══ Source data

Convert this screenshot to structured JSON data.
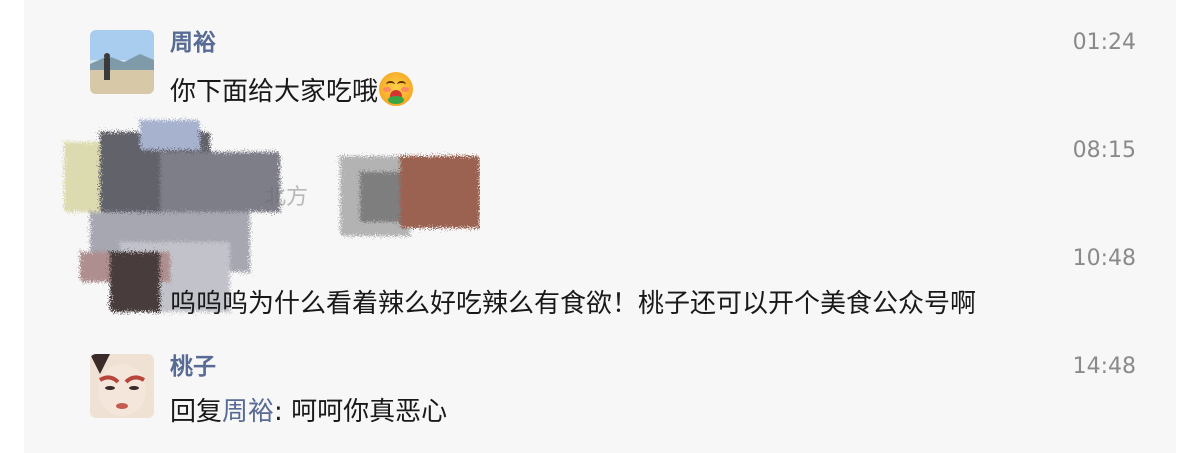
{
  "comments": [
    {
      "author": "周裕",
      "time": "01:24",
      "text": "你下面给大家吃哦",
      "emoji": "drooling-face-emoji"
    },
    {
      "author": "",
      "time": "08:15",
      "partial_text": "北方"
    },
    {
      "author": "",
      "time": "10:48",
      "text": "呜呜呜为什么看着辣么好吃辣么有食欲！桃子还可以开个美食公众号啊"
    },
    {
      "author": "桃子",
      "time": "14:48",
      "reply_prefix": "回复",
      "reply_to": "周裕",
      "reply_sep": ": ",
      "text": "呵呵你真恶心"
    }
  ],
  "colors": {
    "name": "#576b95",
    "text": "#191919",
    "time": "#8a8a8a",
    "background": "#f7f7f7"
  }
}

════

• [The problem]:
All of the material above is to be copied exactly, except for its images.

• [The output]:
Convert this screenshot to structured JSON data.
{
  "comments": [
    {
      "author": "周裕",
      "time": "01:24",
      "text": "你下面给大家吃哦",
      "emoji": "drooling-face-emoji"
    },
    {
      "author": "",
      "time": "08:15",
      "partial_text": "北方"
    },
    {
      "author": "",
      "time": "10:48",
      "text": "呜呜呜为什么看着辣么好吃辣么有食欲！桃子还可以开个美食公众号啊"
    },
    {
      "author": "桃子",
      "time": "14:48",
      "reply_prefix": "回复",
      "reply_to": "周裕",
      "reply_sep": ": ",
      "text": "呵呵你真恶心"
    }
  ],
  "colors": {
    "name": "#576b95",
    "text": "#191919",
    "time": "#8a8a8a",
    "background": "#f7f7f7"
  }
}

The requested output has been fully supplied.